(Dataset rows about figures)
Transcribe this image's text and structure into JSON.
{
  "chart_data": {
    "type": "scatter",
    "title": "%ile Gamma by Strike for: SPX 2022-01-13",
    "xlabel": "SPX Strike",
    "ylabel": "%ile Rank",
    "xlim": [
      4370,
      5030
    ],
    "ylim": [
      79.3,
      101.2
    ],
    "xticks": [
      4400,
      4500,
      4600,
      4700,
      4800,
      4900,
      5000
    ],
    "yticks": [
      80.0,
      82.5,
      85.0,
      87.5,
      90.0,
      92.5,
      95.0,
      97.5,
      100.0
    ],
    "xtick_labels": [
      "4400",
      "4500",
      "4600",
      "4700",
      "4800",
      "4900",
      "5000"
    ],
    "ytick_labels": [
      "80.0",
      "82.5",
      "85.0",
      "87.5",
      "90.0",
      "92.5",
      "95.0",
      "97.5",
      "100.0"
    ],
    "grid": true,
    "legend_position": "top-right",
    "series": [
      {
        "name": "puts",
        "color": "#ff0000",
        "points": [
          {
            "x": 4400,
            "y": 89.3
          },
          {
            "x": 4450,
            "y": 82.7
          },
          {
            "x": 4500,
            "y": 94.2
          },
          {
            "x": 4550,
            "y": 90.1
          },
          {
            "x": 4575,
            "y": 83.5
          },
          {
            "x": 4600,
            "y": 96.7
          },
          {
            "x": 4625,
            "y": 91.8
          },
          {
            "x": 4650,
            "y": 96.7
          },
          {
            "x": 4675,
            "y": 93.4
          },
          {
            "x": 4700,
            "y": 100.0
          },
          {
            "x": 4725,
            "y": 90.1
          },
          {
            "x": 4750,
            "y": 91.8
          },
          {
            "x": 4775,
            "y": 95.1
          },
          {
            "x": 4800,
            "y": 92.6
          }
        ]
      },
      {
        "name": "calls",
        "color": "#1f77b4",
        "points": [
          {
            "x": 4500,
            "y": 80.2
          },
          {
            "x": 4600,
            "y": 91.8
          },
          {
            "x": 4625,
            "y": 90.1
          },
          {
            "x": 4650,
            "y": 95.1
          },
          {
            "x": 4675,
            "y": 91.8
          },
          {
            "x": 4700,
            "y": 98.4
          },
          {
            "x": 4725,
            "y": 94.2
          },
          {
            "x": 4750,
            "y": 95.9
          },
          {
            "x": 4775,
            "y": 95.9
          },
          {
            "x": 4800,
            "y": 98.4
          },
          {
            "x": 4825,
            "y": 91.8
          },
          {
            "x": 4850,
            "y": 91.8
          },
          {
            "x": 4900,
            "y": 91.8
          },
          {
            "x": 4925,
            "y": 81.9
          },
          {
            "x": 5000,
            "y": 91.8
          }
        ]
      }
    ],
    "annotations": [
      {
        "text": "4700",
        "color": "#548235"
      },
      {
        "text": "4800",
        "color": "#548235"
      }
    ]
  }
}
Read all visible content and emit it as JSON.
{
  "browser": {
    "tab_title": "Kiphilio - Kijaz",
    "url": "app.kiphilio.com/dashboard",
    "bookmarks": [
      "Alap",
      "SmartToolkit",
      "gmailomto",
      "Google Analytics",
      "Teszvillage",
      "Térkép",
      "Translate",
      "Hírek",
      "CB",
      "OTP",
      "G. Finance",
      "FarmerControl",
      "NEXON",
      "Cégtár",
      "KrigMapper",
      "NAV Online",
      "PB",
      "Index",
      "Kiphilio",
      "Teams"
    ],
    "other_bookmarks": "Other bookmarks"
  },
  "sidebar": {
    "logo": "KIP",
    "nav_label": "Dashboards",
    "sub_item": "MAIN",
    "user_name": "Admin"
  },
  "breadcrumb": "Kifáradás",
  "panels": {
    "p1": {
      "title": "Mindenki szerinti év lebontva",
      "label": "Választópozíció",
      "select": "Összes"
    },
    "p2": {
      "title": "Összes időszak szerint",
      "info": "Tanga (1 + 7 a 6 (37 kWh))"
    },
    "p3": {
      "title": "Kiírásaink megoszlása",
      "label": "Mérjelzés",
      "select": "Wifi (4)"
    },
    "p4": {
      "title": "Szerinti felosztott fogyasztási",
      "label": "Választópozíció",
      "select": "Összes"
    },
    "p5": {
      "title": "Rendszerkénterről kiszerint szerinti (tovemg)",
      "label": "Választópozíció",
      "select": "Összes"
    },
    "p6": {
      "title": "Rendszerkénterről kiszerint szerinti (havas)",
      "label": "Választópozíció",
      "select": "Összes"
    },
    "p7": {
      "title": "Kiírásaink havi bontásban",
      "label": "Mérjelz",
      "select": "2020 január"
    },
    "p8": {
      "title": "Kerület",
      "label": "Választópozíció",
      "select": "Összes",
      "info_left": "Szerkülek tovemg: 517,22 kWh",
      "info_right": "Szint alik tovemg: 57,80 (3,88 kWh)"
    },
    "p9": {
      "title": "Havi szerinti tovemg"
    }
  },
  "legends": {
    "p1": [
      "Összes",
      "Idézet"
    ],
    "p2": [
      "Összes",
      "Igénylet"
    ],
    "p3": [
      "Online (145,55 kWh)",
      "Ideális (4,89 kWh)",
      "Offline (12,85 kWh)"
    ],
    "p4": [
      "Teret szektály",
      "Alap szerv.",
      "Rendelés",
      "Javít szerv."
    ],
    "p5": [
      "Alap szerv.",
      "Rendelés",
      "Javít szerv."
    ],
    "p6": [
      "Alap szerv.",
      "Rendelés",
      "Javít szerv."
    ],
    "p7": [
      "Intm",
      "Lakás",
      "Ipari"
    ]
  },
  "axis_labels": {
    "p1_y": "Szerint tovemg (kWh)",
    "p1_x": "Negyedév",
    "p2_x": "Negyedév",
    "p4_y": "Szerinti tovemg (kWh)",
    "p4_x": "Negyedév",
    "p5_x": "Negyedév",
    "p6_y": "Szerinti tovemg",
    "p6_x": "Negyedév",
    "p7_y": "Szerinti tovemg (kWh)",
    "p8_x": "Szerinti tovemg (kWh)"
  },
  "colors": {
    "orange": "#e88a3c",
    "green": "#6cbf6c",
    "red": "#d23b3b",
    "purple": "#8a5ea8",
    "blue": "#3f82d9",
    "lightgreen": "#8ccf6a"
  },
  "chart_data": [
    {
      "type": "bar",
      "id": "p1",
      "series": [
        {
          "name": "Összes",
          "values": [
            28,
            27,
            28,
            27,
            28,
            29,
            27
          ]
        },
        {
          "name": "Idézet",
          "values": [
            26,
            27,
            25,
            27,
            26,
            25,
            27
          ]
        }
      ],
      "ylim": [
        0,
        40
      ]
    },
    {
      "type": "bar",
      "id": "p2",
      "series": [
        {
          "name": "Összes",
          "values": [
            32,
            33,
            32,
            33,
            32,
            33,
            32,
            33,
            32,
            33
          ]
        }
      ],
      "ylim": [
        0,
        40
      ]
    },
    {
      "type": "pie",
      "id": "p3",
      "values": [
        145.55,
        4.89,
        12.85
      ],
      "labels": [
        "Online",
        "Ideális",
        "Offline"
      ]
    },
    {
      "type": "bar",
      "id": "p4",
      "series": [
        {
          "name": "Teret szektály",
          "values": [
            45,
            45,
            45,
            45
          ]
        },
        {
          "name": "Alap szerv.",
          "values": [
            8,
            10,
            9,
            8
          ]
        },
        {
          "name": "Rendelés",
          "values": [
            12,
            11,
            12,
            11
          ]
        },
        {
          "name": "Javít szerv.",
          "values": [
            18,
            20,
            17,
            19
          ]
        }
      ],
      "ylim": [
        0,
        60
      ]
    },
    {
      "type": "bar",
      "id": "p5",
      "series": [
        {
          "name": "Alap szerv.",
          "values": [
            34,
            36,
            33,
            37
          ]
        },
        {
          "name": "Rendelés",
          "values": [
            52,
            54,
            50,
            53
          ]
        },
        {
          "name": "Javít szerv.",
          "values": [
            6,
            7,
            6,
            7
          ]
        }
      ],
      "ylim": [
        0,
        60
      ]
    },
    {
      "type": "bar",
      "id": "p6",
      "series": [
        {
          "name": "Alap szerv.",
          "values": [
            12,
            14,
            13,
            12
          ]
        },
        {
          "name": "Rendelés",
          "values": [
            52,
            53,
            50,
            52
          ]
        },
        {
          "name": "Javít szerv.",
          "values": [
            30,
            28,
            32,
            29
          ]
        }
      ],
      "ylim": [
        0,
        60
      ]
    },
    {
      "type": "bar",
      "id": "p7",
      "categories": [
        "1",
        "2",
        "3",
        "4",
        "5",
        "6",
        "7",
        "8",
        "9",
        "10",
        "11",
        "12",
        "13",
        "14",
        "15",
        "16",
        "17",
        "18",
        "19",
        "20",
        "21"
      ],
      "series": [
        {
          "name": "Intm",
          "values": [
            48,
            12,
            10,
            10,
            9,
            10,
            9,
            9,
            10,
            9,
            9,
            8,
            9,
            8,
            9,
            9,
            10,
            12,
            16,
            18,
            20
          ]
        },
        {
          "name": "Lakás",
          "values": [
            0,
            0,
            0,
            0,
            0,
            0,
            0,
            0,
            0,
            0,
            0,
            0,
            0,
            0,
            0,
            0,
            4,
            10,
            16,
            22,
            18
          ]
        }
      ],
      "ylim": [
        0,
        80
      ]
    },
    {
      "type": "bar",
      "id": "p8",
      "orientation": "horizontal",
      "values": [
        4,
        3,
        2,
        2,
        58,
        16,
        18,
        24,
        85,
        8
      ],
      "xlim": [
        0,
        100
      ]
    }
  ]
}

◆ **AIM**: Which lines contain "szektály"? Show each of them.

◆ **OUTPUT OF THE EXERCISE**:
      "Teret szektály",
          "name": "Teret szektály",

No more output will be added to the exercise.